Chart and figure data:
>> BEGIN
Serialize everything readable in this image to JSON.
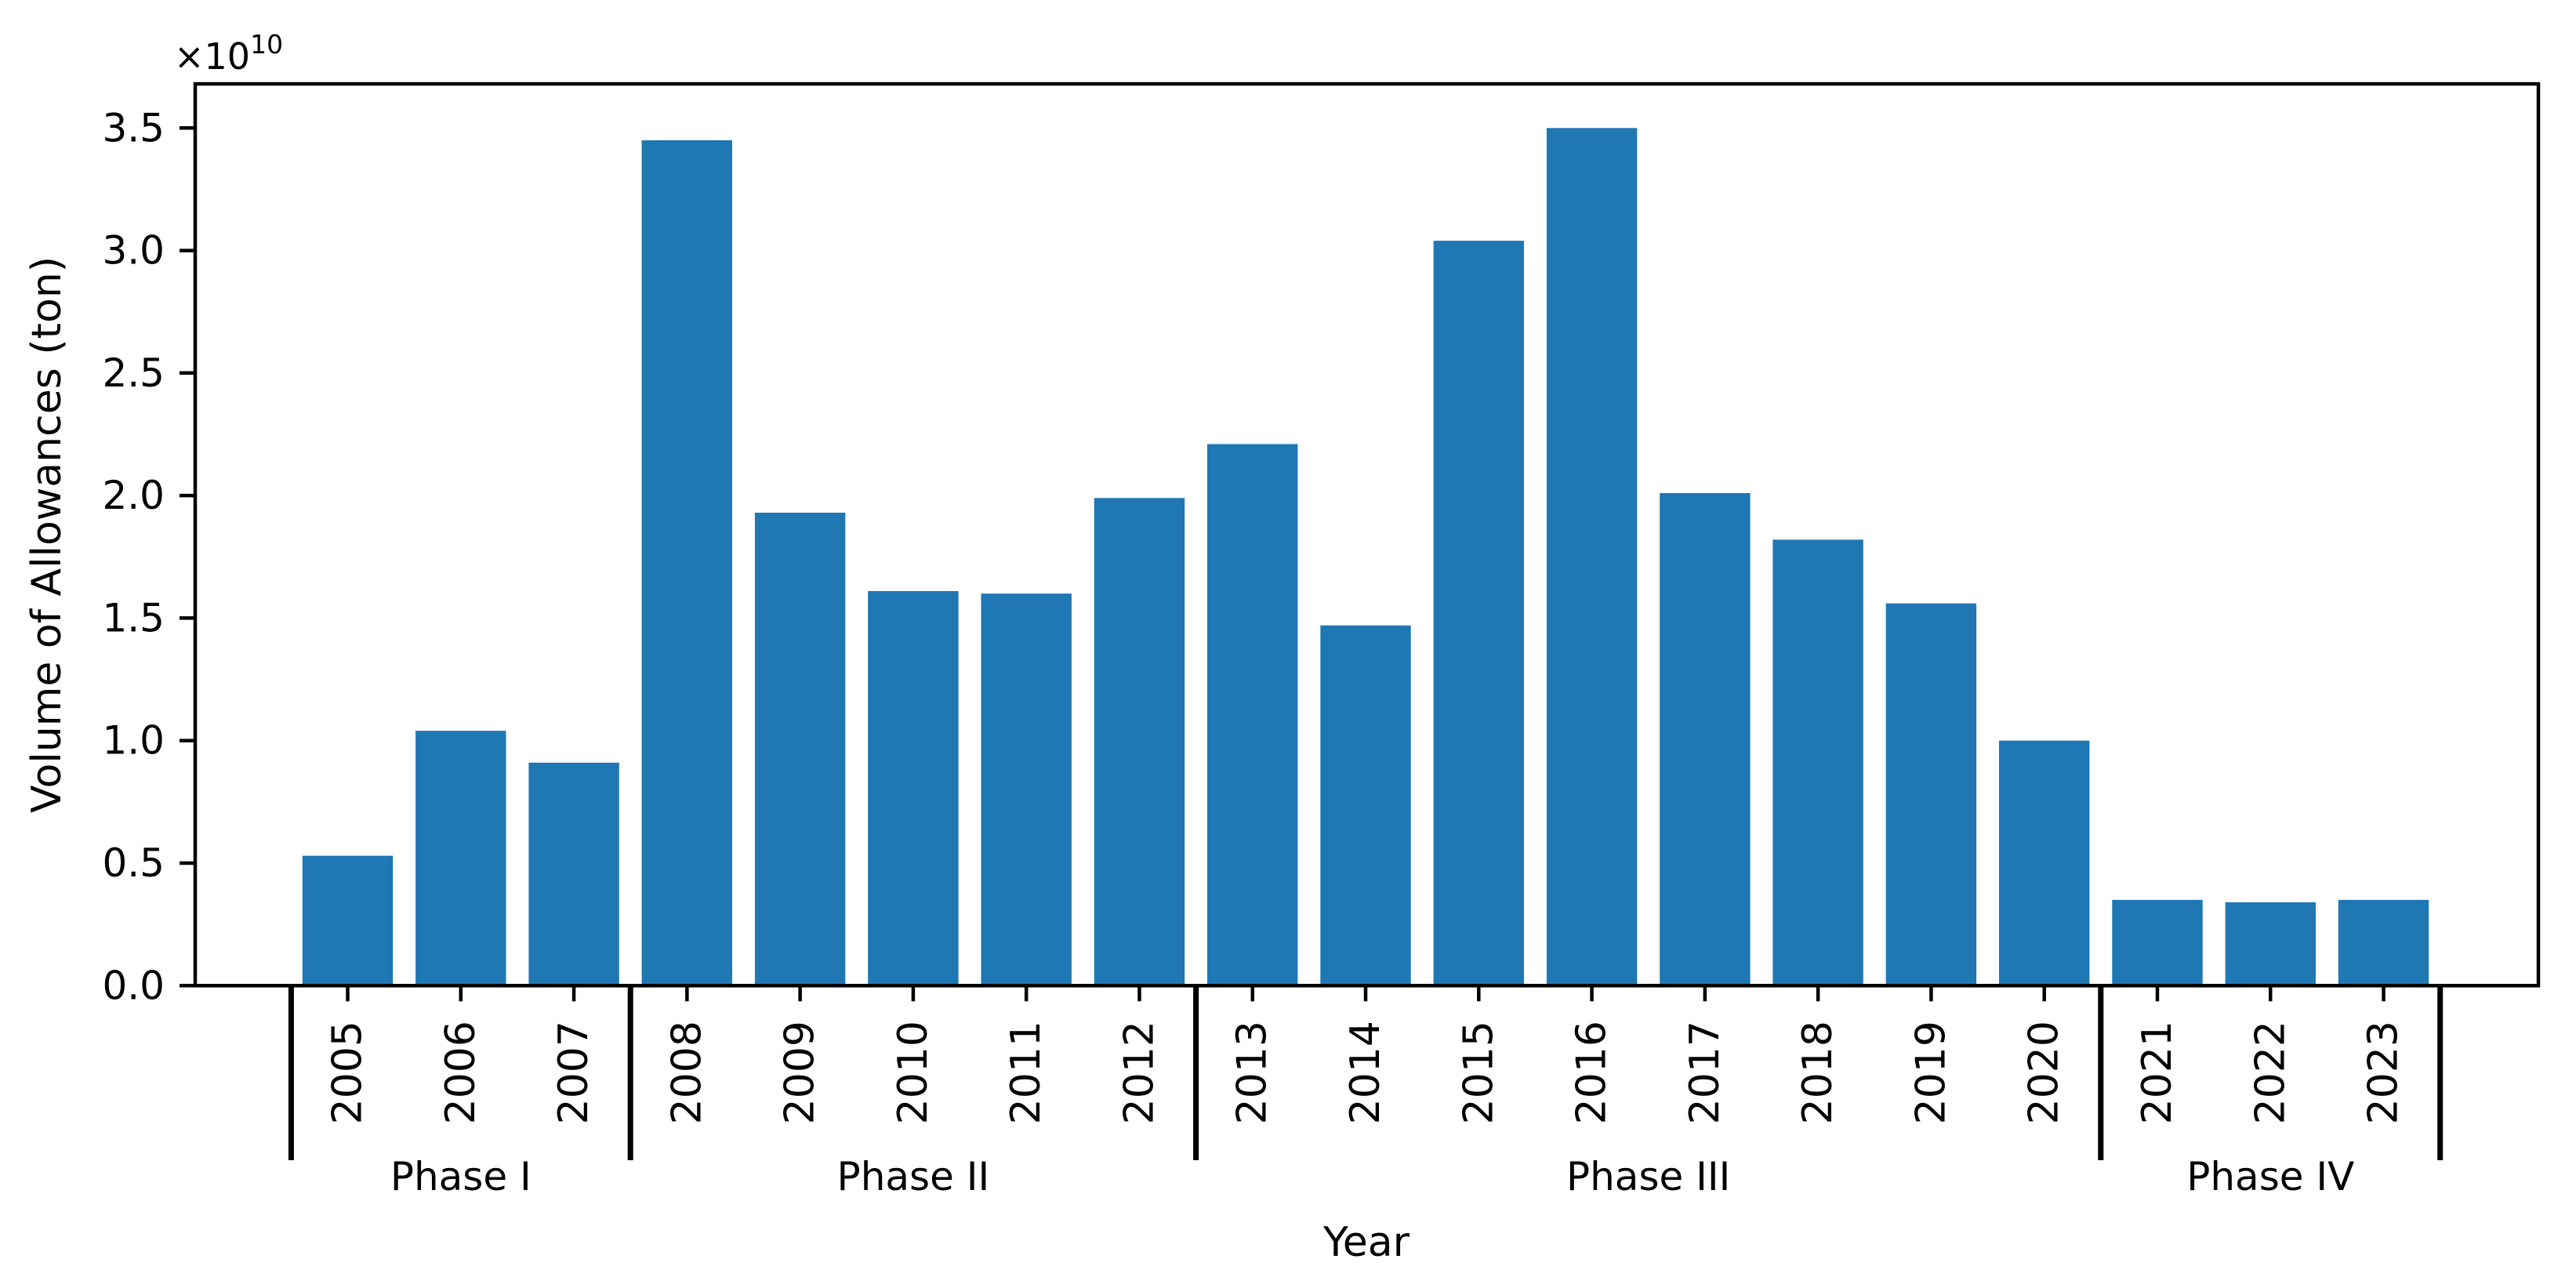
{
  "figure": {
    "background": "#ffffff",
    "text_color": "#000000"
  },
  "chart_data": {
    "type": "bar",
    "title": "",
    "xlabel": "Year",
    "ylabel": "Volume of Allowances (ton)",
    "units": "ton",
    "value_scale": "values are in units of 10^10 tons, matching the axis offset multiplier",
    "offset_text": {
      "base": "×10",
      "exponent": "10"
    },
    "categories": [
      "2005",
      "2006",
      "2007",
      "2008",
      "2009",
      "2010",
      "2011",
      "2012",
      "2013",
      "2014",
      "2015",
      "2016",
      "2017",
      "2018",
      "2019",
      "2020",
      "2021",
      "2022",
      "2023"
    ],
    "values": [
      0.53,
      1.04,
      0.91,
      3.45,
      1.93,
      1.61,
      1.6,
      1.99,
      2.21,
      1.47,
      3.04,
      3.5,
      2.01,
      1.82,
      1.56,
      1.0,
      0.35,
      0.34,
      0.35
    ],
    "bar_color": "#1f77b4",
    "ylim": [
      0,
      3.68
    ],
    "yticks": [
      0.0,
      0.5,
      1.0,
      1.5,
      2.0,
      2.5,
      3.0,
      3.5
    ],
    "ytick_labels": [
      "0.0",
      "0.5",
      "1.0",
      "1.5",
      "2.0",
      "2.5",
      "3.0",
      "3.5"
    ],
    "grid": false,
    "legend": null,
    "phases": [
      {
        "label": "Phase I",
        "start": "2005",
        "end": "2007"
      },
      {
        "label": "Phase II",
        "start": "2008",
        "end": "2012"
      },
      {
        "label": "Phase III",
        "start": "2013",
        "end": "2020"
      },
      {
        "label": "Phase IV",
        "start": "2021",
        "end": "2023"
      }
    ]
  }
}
>> END
>> BEGIN
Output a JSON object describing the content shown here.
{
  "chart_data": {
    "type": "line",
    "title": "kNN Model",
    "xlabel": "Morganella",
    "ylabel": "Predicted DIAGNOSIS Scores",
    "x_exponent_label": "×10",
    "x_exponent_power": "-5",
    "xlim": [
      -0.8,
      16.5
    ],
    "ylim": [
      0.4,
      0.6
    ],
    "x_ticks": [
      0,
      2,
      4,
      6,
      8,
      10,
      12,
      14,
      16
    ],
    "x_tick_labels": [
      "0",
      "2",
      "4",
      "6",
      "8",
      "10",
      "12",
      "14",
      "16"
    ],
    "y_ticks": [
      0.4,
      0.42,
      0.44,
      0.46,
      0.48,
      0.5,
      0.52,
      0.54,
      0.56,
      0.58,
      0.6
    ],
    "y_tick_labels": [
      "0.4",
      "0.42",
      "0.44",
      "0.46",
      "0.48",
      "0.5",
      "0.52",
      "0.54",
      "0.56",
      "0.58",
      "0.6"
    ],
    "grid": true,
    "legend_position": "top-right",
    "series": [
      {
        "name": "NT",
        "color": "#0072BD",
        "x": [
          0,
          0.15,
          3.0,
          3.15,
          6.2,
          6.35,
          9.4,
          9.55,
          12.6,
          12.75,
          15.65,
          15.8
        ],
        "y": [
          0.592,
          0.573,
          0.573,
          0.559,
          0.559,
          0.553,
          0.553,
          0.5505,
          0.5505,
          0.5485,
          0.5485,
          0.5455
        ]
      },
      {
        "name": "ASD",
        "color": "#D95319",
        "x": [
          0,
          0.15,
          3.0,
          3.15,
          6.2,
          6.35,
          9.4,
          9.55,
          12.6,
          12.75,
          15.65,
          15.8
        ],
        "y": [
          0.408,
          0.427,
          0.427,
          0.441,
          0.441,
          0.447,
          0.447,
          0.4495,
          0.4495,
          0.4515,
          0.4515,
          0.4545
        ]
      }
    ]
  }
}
>> END
### WHAT NEEDS TO BE DONE
In the entries above, find every line with the word "JSON" and list it.

### EXPECTED ANSWER
Serialize everything readable in this image to JSON.
Output a JSON object describing the content shown here.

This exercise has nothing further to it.